What you should do -> Without omitting anything, retype the data that follows.

Given entries ->
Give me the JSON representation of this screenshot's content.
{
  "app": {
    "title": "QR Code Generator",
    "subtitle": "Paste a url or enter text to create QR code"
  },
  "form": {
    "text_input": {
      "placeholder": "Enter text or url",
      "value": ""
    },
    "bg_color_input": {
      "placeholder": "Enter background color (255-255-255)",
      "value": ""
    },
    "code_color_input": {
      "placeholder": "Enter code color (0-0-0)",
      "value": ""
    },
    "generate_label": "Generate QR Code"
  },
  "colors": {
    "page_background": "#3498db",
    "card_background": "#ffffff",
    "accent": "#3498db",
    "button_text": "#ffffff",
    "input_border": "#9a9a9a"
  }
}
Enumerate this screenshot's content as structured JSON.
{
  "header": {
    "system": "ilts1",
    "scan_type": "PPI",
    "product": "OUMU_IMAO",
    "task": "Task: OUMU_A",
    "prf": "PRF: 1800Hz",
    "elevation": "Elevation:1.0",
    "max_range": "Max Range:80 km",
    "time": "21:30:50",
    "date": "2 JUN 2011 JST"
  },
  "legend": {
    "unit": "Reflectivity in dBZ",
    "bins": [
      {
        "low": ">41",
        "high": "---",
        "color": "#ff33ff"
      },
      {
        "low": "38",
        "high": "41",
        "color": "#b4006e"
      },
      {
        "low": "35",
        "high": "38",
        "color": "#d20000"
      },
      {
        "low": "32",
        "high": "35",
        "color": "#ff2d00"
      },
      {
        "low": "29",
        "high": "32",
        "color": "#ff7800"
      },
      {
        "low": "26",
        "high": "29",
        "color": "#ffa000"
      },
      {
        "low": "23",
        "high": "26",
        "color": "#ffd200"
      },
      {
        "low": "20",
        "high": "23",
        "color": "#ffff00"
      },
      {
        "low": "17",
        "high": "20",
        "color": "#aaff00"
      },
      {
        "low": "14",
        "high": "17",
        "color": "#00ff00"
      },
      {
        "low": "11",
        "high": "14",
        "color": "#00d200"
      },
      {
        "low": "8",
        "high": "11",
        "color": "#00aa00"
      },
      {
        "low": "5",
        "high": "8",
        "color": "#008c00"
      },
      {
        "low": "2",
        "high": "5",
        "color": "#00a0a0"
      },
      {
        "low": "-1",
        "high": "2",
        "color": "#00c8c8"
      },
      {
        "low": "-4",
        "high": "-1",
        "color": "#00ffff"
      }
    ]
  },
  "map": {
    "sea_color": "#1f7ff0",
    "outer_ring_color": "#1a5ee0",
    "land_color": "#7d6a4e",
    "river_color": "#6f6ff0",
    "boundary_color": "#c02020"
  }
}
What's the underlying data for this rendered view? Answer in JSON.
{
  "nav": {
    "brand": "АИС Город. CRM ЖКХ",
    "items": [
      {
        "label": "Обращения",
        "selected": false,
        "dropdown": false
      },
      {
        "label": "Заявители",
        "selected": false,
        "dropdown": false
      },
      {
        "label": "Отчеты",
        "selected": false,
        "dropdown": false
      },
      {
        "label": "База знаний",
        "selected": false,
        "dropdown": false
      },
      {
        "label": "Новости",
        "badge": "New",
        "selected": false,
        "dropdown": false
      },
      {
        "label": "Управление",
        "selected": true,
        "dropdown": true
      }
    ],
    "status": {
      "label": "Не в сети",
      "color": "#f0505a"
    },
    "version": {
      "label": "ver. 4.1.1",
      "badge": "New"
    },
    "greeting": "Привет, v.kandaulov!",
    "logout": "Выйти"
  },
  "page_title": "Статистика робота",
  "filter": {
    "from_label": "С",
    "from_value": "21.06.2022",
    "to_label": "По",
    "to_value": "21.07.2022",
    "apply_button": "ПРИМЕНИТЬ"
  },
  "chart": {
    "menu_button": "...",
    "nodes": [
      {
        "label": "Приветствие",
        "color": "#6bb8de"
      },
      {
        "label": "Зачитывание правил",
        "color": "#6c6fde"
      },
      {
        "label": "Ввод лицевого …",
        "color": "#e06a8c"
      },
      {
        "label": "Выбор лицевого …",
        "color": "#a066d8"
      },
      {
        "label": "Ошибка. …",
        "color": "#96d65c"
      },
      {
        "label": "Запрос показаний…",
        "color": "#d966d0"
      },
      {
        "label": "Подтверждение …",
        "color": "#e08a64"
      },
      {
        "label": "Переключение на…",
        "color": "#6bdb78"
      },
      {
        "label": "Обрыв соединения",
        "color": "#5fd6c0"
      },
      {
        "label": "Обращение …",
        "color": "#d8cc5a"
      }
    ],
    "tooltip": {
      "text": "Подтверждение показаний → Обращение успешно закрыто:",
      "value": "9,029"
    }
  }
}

Output of the task ->
Give me the JSON representation of this screenshot's content.
{
  "app": {
    "title": "QR Code Generator",
    "subtitle": "Paste a url or enter text to create QR code"
  },
  "form": {
    "text_input": {
      "placeholder": "Enter text or url",
      "value": ""
    },
    "bg_color_input": {
      "placeholder": "Enter background color (255-255-255)",
      "value": ""
    },
    "code_color_input": {
      "placeholder": "Enter code color (0-0-0)",
      "value": ""
    },
    "generate_label": "Generate QR Code"
  },
  "colors": {
    "page_background": "#3498db",
    "card_background": "#ffffff",
    "accent": "#3498db",
    "button_text": "#ffffff",
    "input_border": "#9a9a9a"
  }
}
Enumerate this screenshot's content as structured JSON.
{
  "header": {
    "system": "ilts1",
    "scan_type": "PPI",
    "product": "OUMU_IMAO",
    "task": "Task: OUMU_A",
    "prf": "PRF: 1800Hz",
    "elevation": "Elevation:1.0",
    "max_range": "Max Range:80 km",
    "time": "21:30:50",
    "date": "2 JUN 2011 JST"
  },
  "legend": {
    "unit": "Reflectivity in dBZ",
    "bins": [
      {
        "low": ">41",
        "high": "---",
        "color": "#ff33ff"
      },
      {
        "low": "38",
        "high": "41",
        "color": "#b4006e"
      },
      {
        "low": "35",
        "high": "38",
        "color": "#d20000"
      },
      {
        "low": "32",
        "high": "35",
        "color": "#ff2d00"
      },
      {
        "low": "29",
        "high": "32",
        "color": "#ff7800"
      },
      {
        "low": "26",
        "high": "29",
        "color": "#ffa000"
      },
      {
        "low": "23",
        "high": "26",
        "color": "#ffd200"
      },
      {
        "low": "20",
        "high": "23",
        "color": "#ffff00"
      },
      {
        "low": "17",
        "high": "20",
        "color": "#aaff00"
      },
      {
        "low": "14",
        "high": "17",
        "color": "#00ff00"
      },
      {
        "low": "11",
        "high": "14",
        "color": "#00d200"
      },
      {
        "low": "8",
        "high": "11",
        "color": "#00aa00"
      },
      {
        "low": "5",
        "high": "8",
        "color": "#008c00"
      },
      {
        "low": "2",
        "high": "5",
        "color": "#00a0a0"
      },
      {
        "low": "-1",
        "high": "2",
        "color": "#00c8c8"
      },
      {
        "low": "-4",
        "high": "-1",
        "color": "#00ffff"
      }
    ]
  },
  "map": {
    "sea_color": "#1f7ff0",
    "outer_ring_color": "#1a5ee0",
    "land_color": "#7d6a4e",
    "river_color": "#6f6ff0",
    "boundary_color": "#c02020"
  }
}
What's the underlying data for this rendered view? Answer in JSON.
{
  "nav": {
    "brand": "АИС Город. CRM ЖКХ",
    "items": [
      {
        "label": "Обращения",
        "selected": false,
        "dropdown": false
      },
      {
        "label": "Заявители",
        "selected": false,
        "dropdown": false
      },
      {
        "label": "Отчеты",
        "selected": false,
        "dropdown": false
      },
      {
        "label": "База знаний",
        "selected": false,
        "dropdown": false
      },
      {
        "label": "Новости",
        "badge": "New",
        "selected": false,
        "dropdown": false
      },
      {
        "label": "Управление",
        "selected": true,
        "dropdown": true
      }
    ],
    "status": {
      "label": "Не в сети",
      "color": "#f0505a"
    },
    "version": {
      "label": "ver. 4.1.1",
      "badge": "New"
    },
    "greeting": "Привет, v.kandaulov!",
    "logout": "Выйти"
  },
  "page_title": "Статистика робота",
  "filter": {
    "from_label": "С",
    "from_value": "21.06.2022",
    "to_label": "По",
    "to_value": "21.07.2022",
    "apply_button": "ПРИМЕНИТЬ"
  },
  "chart": {
    "menu_button": "...",
    "nodes": [
      {
        "label": "Приветствие",
        "color": "#6bb8de"
      },
      {
        "label": "Зачитывание правил",
        "color": "#6c6fde"
      },
      {
        "label": "Ввод лицевого …",
        "color": "#e06a8c"
      },
      {
        "label": "Выбор лицевого …",
        "color": "#a066d8"
      },
      {
        "label": "Ошибка. …",
        "color": "#96d65c"
      },
      {
        "label": "Запрос показаний…",
        "color": "#d966d0"
      },
      {
        "label": "Подтверждение …",
        "color": "#e08a64"
      },
      {
        "label": "Переключение на…",
        "color": "#6bdb78"
      },
      {
        "label": "Обрыв соединения",
        "color": "#5fd6c0"
      },
      {
        "label": "Обращение …",
        "color": "#d8cc5a"
      }
    ],
    "tooltip": {
      "text": "Подтверждение показаний → Обращение успешно закрыто:",
      "value": "9,029"
    }
  }
}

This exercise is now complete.